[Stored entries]
● ● ● ● ●

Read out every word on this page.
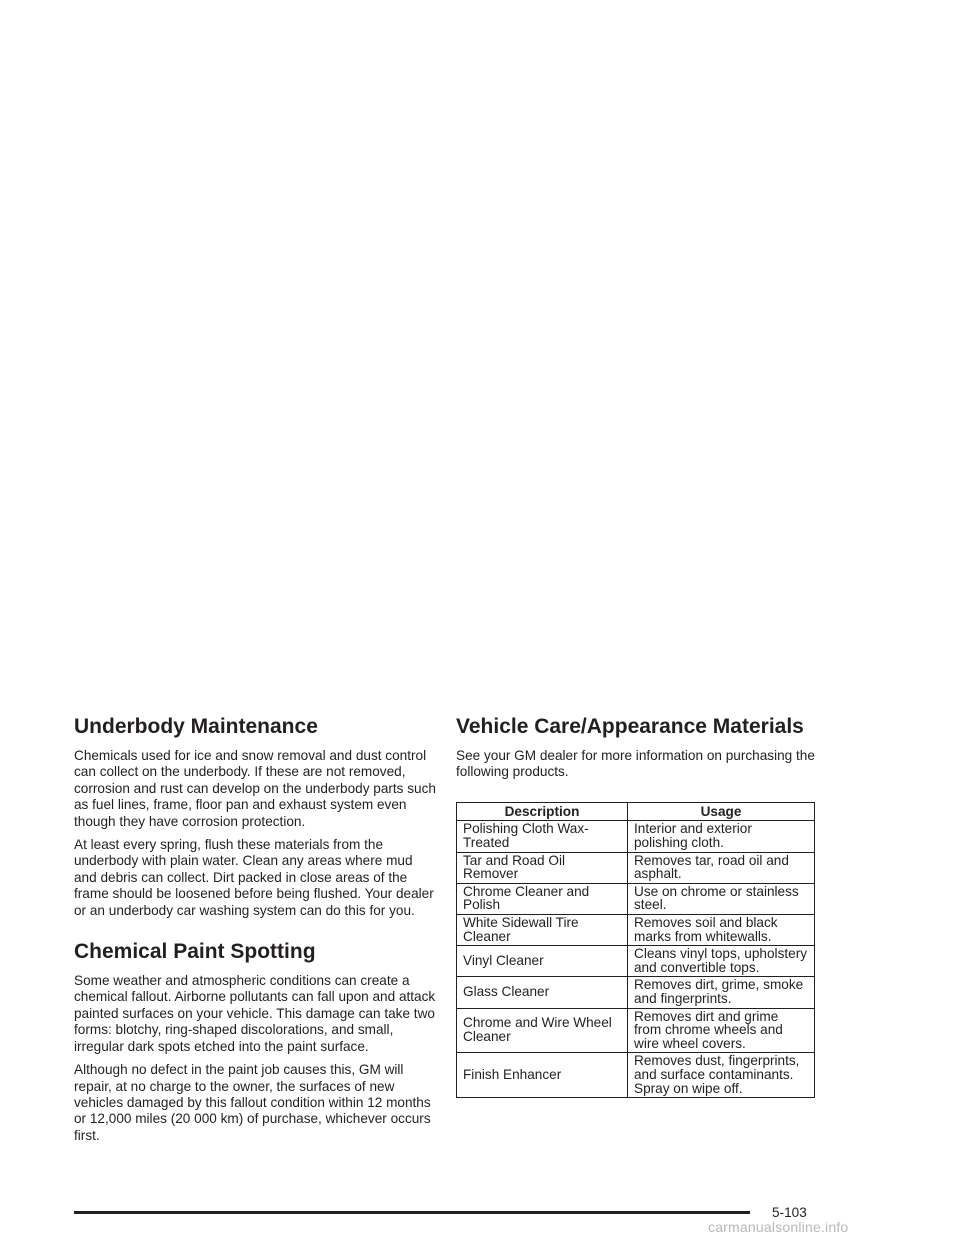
Underbody Maintenance

Chemicals used for ice and snow removal and dust control can collect on the underbody. If these are not removed, corrosion and rust can develop on the underbody parts such as fuel lines, frame, floor pan and exhaust system even though they have corrosion protection.

At least every spring, flush these materials from the underbody with plain water. Clean any areas where mud and debris can collect. Dirt packed in close areas of the frame should be loosened before being flushed. Your dealer or an underbody car washing system can do this for you.

Chemical Paint Spotting

Some weather and atmospheric conditions can create a chemical fallout. Airborne pollutants can fall upon and attack painted surfaces on your vehicle. This damage can take two forms: blotchy, ring-shaped discolorations, and small, irregular dark spots etched into the paint surface.

Although no defect in the paint job causes this, GM will repair, at no charge to the owner, the surfaces of new vehicles damaged by this fallout condition within 12 months or 12,000 miles (20 000 km) of purchase, whichever occurs first.

Vehicle Care/Appearance Materials

See your GM dealer for more information on purchasing the following products.

Description	Usage
Polishing Cloth Wax-Treated	Interior and exterior polishing cloth.
Tar and Road Oil Remover	Removes tar, road oil and asphalt.
Chrome Cleaner and Polish	Use on chrome or stainless steel.
White Sidewall Tire Cleaner	Removes soil and black marks from whitewalls.
Vinyl Cleaner	Cleans vinyl tops, upholstery and convertible tops.
Glass Cleaner	Removes dirt, grime, smoke and fingerprints.
Chrome and Wire Wheel Cleaner	Removes dirt and grime from chrome wheels and wire wheel covers.
Finish Enhancer	Removes dust, fingerprints, and surface contaminants. Spray on wipe off.
5-103
carmanualsonline.info
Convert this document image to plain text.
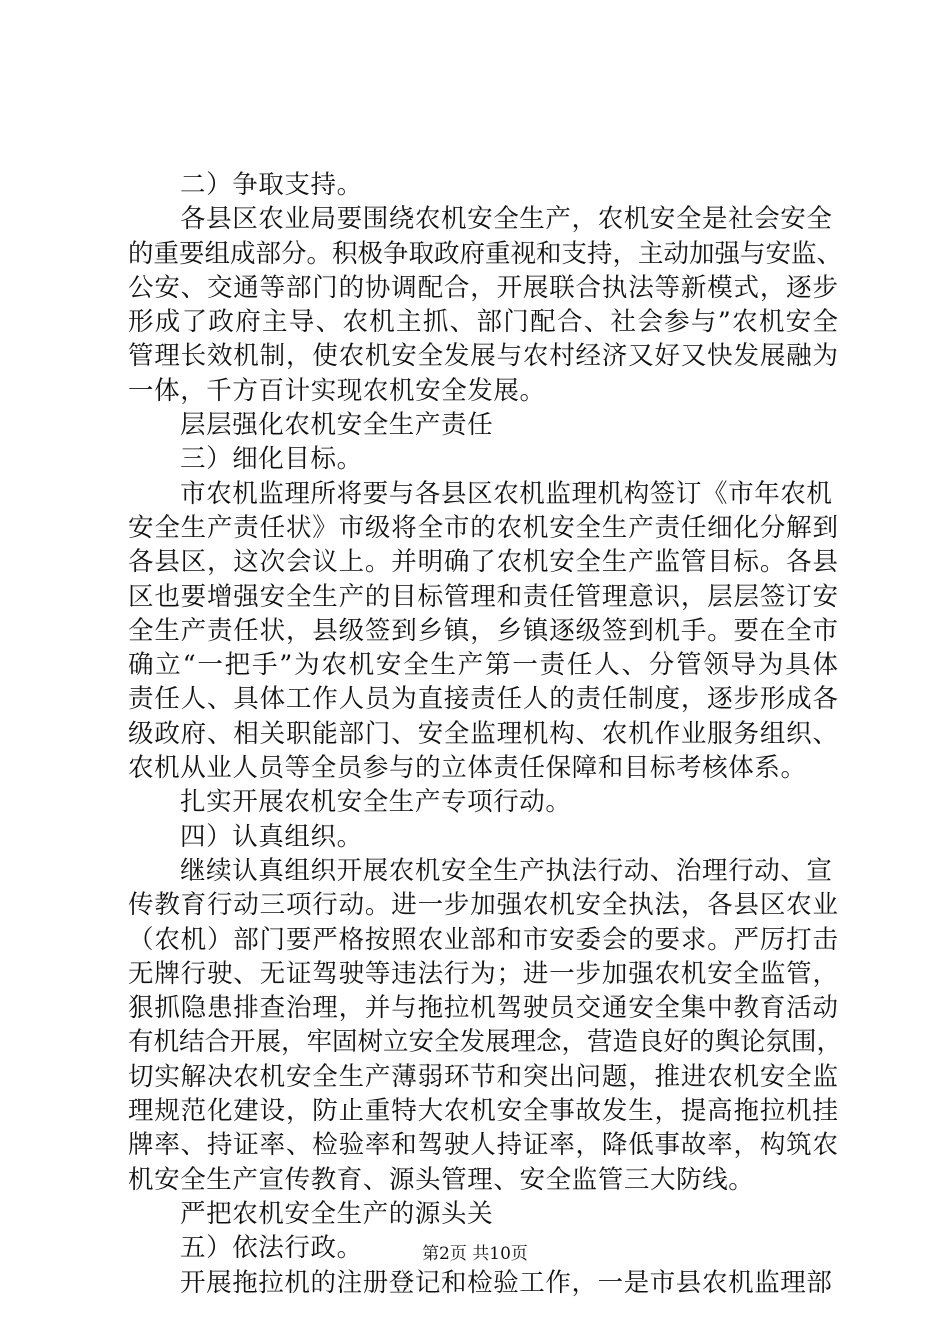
二）争取支持。
各县区农业局要围绕农机安全生产，农机安全是社会安全
的重要组成部分。积极争取政府重视和支持，主动加强与安监、
公安、交通等部门的协调配合，开展联合执法等新模式，逐步
形成了政府主导、农机主抓、部门配合、社会参与”农机安全
管理长效机制，使农机安全发展与农村经济又好又快发展融为
一体，千方百计实现农机安全发展。
层层强化农机安全生产责任
三）细化目标。
市农机监理所将要与各县区农机监理机构签订《市年农机
安全生产责任状》市级将全市的农机安全生产责任细化分解到
各县区，这次会议上。并明确了农机安全生产监管目标。各县
区也要增强安全生产的目标管理和责任管理意识，层层签订安
全生产责任状，县级签到乡镇，乡镇逐级签到机手。要在全市
确立“一把手”为农机安全生产第一责任人、分管领导为具体
责任人、具体工作人员为直接责任人的责任制度，逐步形成各
级政府、相关职能部门、安全监理机构、农机作业服务组织、
农机从业人员等全员参与的立体责任保障和目标考核体系。
扎实开展农机安全生产专项行动。
四）认真组织。
继续认真组织开展农机安全生产执法行动、治理行动、宣
传教育行动三项行动。进一步加强农机安全执法，各县区农业
（农机）部门要严格按照农业部和市安委会的要求。严厉打击
无牌行驶、无证驾驶等违法行为；进一步加强农机安全监管，
狠抓隐患排查治理，并与拖拉机驾驶员交通安全集中教育活动
有机结合开展，牢固树立安全发展理念，营造良好的舆论氛围，
切实解决农机安全生产薄弱环节和突出问题，推进农机安全监
理规范化建设，防止重特大农机安全事故发生，提高拖拉机挂
牌率、持证率、检验率和驾驶人持证率，降低事故率，构筑农
机安全生产宣传教育、源头管理、安全监管三大防线。
严把农机安全生产的源头关
五）依法行政。
开展拖拉机的注册登记和检验工作，一是市县农机监理部
第2页 共10页
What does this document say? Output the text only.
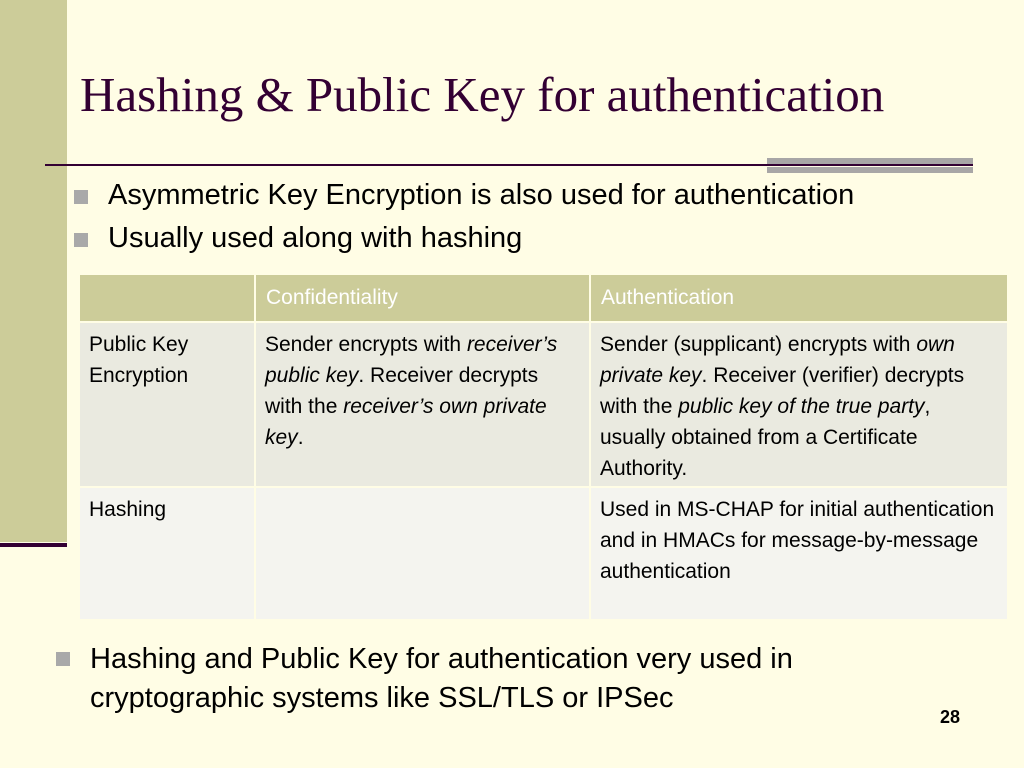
Hashing & Public Key for authentication
Asymmetric Key Encryption is also used for authentication
Usually used along with hashing
	Confidentiality	Authentication
Public Key Encryption	Sender encrypts with receiver’s public key. Receiver decrypts with the receiver’s own private key.	Sender (supplicant) encrypts with own private key. Receiver (verifier) decrypts with the public key of the true party, usually obtained from a Certificate Authority.
Hashing		Used in MS-CHAP for initial authentication and in HMACs for message-by-message authentication
Hashing and Public Key for authentication very used in cryptographic systems like SSL/TLS or IPSec
28
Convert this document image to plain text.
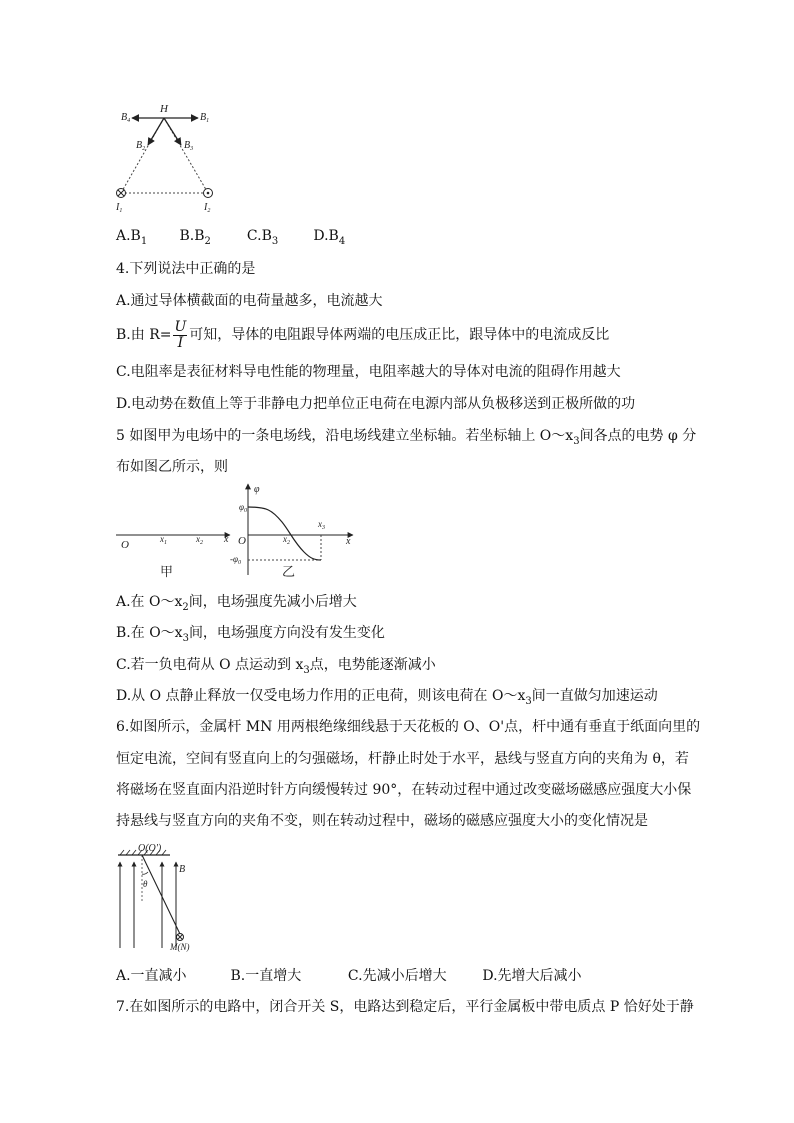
H
$B_4$	$B_1$
$B_2$	$B_3$
$I_1$	$I_2$
$A.B_1$ $B.B_2$	$C.B_3$	$D.B_4$
4.下列说法中正确的是
A.通过导体横截面的电荷量越多，电流越大
B.由 $R= \frac{U}{I}$ 可知，导体的电阻跟导体两端的电压成正比，跟导体中的电流成反比
C.电阻率是表征材料导电性能的物理量，电阻率越大的导体对电流的阻碍作用越大
D.电动势在数值上等于非静电力把单位正电荷在电源内部从负极移送到正极所做的功
5 如图甲为电场中的一条电场线，沿电场线建立坐标轴。若坐标轴上 $O\sim x_3$间各点的电势 φ 分
布如图乙所示，则
O	$x_1$	$x_2$ x
甲
φ
$\varphi_0$
$-\varphi_0$
O	$x_2$
$x_3$
x
乙
A.在 $O\sim x_2$间，电场强度先减小后增大
B.在 $O\sim x_3$间，电场强度方向没有发生变化
C.若一负电荷从 O 点运动到 $x_3$点，电势能逐渐减小
D.从 O 点静止释放一仅受电场力作用的正电荷，则该电荷在 $O\sim x_3$间一直做匀加速运动
6.如图所示，金属杆 MN 用两根绝缘细线悬于天花板的 O、O'点，杆中通有垂直于纸面向里的
恒定电流，空间有竖直向上的匀强磁场，杆静止时处于水平，悬线与竖直方向的夹角为 θ，若
将磁场在竖直面内沿逆时针方向缓慢转过 90°，在转动过程中通过改变磁场磁感应强度大小保
持悬线与竖直方向的夹角不变，则在转动过程中，磁场的磁感应强度大小的变化情况是
O(O')
B
θ
M(N)
A.一直减小	B.一直增大	C.先减小后增大	D.先增大后减小
7.在如图所示的电路中，闭合开关 S，电路达到稳定后，平行金属板中带电质点 P 恰好处于静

● ● ● ● ●

> _The problem_: Search the listing for the string "Encryption". Copy each line where it turns up.

> _Task output_:
Asymmetric Key Encryption is also used for authentication
Public Key Encryption	Sender encrypts with receiver’s public key. Receiver decrypts with the receiver’s own private key.	Sender (supplicant) encrypts with own private key. Receiver (verifier) decrypts with the public key of the true party, usually obtained from a Certificate Authority.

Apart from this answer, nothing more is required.